__Extracted information__:
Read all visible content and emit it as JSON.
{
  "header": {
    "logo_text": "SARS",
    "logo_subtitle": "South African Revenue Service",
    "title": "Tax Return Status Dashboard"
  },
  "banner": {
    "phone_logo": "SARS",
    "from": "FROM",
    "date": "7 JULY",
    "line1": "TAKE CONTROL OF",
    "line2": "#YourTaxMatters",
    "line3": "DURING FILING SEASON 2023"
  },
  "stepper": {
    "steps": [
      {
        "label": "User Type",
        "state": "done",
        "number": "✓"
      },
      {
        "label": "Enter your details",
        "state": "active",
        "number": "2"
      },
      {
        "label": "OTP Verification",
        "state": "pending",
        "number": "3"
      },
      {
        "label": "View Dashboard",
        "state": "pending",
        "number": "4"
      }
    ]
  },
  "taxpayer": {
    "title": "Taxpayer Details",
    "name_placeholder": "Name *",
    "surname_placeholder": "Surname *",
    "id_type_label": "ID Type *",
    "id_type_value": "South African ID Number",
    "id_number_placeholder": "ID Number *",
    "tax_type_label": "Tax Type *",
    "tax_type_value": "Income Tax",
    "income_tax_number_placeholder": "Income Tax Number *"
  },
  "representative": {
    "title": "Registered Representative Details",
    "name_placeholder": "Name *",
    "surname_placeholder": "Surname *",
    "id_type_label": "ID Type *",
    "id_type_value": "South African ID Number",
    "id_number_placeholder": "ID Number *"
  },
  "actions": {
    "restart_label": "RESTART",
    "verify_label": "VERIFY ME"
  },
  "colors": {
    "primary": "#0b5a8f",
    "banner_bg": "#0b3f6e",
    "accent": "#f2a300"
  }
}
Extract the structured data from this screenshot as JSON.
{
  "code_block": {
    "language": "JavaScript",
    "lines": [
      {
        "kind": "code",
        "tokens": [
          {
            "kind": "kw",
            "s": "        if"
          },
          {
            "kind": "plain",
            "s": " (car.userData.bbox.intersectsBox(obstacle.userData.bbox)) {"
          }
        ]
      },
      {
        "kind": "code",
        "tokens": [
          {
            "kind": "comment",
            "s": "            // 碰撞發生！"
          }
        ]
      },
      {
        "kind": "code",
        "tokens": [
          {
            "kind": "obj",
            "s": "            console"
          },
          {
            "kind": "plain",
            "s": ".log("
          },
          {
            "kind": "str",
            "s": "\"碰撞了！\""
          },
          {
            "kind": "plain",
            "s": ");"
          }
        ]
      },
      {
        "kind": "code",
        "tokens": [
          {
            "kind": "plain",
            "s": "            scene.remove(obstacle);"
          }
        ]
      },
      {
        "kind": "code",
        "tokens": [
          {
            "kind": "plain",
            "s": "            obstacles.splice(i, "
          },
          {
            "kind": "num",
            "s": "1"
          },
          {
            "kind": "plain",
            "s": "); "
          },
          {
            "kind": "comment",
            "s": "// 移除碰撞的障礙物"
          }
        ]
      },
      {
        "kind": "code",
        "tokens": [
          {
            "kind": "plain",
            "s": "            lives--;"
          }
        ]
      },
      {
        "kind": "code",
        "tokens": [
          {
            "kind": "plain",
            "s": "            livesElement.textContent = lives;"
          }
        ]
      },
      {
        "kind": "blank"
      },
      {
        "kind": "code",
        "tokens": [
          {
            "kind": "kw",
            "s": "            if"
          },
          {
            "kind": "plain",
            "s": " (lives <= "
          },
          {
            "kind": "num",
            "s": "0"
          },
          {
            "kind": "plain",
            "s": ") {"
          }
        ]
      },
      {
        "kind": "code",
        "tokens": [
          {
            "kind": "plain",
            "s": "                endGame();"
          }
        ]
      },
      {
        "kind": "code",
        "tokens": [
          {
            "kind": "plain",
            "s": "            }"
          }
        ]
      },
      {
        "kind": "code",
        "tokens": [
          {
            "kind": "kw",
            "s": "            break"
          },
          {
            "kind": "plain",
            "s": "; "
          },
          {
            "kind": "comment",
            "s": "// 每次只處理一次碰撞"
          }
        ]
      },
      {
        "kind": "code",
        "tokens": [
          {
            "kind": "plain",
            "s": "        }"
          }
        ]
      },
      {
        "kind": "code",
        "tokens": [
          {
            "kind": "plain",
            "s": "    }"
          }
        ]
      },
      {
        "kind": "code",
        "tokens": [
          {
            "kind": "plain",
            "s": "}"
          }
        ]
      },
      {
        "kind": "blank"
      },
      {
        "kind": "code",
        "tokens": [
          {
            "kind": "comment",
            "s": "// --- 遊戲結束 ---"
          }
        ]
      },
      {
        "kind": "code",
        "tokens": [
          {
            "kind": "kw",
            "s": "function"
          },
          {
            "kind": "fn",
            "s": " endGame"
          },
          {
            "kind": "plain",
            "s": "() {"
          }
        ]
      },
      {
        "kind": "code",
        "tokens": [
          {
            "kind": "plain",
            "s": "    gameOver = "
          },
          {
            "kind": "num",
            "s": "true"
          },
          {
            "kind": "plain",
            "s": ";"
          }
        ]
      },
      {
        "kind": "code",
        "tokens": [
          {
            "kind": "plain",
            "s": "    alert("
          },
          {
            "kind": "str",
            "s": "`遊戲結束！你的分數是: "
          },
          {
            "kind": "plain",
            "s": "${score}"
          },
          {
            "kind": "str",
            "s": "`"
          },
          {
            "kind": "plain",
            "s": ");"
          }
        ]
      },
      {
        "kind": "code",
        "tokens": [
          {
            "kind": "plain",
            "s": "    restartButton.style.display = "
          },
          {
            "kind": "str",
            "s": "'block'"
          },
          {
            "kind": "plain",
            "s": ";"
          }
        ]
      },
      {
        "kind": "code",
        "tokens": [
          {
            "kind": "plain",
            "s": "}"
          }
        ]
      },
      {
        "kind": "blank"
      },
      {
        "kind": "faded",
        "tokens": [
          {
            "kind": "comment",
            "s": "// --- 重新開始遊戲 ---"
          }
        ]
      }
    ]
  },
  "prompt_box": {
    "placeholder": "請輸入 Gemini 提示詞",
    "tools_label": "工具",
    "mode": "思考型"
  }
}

__What is required__:
Scan the data for the word "state" and copy every line where it shows up.

__Solution for this problem__:
        "state": "done",
        "state": "active",
        "state": "pending",
        "state": "pending",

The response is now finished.